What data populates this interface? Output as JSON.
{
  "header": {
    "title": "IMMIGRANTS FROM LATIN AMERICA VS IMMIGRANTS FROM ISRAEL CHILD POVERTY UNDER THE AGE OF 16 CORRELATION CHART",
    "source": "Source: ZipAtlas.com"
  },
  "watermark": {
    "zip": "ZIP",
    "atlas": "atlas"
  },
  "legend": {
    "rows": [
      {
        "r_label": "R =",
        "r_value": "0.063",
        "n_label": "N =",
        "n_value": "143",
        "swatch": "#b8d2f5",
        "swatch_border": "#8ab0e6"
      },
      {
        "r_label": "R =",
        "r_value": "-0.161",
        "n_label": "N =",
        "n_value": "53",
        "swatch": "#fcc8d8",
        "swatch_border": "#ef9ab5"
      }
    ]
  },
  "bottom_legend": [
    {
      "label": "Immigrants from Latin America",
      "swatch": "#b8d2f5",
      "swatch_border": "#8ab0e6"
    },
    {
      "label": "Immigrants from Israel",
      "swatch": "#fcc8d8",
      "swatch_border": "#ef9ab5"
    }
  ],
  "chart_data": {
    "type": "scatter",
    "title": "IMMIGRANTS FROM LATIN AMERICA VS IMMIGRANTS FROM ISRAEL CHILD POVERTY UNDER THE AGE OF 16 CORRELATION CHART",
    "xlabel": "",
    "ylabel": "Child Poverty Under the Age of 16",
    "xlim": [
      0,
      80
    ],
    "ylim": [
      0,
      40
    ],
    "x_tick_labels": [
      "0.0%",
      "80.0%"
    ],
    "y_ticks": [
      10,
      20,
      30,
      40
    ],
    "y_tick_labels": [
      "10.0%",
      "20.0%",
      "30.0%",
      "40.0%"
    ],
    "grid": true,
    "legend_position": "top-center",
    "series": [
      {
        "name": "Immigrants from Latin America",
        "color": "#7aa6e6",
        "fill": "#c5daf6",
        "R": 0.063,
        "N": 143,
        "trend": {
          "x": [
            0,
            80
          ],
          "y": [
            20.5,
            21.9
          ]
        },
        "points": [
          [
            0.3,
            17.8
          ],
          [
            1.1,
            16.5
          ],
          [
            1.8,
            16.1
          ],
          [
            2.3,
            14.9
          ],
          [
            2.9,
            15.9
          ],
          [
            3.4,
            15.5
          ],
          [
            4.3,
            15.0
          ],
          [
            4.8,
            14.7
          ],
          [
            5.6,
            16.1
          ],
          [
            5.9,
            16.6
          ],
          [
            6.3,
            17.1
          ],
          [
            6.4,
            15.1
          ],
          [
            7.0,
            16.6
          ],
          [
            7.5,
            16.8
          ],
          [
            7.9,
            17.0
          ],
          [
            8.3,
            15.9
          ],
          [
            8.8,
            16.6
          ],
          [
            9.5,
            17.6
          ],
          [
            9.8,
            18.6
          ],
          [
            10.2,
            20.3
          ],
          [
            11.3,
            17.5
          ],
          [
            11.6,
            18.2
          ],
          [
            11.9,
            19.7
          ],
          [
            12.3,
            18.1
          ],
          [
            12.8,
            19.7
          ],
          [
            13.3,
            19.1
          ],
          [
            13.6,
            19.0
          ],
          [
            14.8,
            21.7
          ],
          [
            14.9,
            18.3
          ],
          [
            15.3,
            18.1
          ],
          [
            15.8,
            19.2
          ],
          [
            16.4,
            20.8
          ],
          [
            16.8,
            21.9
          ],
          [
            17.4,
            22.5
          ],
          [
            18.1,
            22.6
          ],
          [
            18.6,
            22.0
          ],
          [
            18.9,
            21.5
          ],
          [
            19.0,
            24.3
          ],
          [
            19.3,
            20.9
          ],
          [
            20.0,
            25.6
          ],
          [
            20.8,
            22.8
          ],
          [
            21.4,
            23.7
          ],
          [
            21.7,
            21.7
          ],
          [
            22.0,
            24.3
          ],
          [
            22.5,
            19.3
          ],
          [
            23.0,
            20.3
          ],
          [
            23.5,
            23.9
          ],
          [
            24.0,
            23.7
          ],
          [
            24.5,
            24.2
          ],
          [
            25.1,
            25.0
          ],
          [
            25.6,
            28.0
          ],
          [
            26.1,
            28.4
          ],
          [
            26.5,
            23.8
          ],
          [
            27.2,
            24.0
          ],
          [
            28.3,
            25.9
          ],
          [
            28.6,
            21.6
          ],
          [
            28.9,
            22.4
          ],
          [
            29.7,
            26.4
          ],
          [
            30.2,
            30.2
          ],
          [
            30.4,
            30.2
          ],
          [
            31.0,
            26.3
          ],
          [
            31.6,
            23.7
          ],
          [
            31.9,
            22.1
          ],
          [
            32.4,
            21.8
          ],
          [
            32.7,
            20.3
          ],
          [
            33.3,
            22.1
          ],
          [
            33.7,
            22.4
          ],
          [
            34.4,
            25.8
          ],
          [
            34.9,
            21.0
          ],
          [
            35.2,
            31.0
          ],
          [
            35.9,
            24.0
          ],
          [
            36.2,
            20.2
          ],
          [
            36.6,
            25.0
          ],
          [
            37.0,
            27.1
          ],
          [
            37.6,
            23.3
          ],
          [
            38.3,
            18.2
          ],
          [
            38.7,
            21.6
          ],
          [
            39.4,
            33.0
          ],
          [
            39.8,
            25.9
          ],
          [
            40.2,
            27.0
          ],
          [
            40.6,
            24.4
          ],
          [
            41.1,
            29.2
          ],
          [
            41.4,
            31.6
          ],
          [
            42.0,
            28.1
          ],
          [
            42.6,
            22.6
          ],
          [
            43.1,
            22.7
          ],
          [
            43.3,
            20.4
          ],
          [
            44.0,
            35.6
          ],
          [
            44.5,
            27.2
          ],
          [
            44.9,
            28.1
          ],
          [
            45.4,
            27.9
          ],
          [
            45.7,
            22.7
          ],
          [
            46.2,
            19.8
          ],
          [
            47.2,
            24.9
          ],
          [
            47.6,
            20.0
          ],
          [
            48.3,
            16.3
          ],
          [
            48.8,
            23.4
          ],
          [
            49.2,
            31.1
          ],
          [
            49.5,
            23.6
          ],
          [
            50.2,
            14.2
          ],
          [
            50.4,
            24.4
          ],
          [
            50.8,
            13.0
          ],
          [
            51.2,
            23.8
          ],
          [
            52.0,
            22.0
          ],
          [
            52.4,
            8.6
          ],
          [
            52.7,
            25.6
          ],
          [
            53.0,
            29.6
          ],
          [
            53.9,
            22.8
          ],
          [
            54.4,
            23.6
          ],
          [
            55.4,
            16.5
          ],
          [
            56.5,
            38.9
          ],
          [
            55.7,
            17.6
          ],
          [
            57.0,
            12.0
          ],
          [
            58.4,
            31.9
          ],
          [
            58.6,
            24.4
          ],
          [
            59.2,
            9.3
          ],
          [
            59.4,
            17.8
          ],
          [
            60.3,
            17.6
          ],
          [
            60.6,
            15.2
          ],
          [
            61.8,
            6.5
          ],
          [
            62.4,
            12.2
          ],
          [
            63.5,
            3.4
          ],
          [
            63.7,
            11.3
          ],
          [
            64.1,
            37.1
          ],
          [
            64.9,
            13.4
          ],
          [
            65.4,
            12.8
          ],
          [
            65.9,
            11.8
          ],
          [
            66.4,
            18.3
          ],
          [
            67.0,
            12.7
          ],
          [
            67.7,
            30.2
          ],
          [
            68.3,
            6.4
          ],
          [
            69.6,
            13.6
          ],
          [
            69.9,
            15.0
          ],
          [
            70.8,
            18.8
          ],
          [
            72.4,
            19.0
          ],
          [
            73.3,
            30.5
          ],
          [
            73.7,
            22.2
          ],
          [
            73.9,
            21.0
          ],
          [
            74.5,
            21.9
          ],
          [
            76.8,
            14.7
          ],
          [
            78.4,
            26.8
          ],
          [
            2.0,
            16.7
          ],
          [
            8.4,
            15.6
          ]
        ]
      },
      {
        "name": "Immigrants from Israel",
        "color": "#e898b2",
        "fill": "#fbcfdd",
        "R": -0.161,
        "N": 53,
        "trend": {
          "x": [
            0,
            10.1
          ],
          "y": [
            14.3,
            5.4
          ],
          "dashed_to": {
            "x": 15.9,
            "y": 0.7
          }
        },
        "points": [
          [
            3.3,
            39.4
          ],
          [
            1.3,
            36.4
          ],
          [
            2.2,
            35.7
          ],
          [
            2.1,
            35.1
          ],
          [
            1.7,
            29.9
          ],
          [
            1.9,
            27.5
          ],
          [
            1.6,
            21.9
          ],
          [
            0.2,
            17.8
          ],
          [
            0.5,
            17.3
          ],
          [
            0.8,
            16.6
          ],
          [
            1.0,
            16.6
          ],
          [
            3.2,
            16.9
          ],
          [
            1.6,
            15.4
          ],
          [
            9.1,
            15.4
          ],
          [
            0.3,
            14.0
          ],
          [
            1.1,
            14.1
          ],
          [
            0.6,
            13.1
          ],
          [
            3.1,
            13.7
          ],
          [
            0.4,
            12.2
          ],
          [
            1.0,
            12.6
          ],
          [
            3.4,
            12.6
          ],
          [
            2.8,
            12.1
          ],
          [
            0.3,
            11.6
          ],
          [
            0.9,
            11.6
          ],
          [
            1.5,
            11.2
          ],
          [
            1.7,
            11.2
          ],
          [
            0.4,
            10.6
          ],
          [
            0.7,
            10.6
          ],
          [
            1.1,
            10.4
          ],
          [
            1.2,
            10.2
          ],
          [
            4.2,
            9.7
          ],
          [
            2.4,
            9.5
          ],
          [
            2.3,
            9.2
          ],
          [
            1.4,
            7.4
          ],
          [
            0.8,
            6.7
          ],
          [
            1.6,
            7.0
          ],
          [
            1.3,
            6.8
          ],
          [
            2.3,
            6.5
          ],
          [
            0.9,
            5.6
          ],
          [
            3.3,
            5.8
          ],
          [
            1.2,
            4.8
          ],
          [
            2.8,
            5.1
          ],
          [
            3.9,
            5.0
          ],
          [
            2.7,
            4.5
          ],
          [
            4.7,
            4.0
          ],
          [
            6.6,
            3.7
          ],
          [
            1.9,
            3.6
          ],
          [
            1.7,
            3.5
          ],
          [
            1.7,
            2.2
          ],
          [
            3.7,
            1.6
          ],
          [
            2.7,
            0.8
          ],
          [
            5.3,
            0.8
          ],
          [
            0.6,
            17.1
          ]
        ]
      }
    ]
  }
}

__AIM__.
Tell how many lines contain the word "name", using only the number.

__TASK SOLUTION__.
2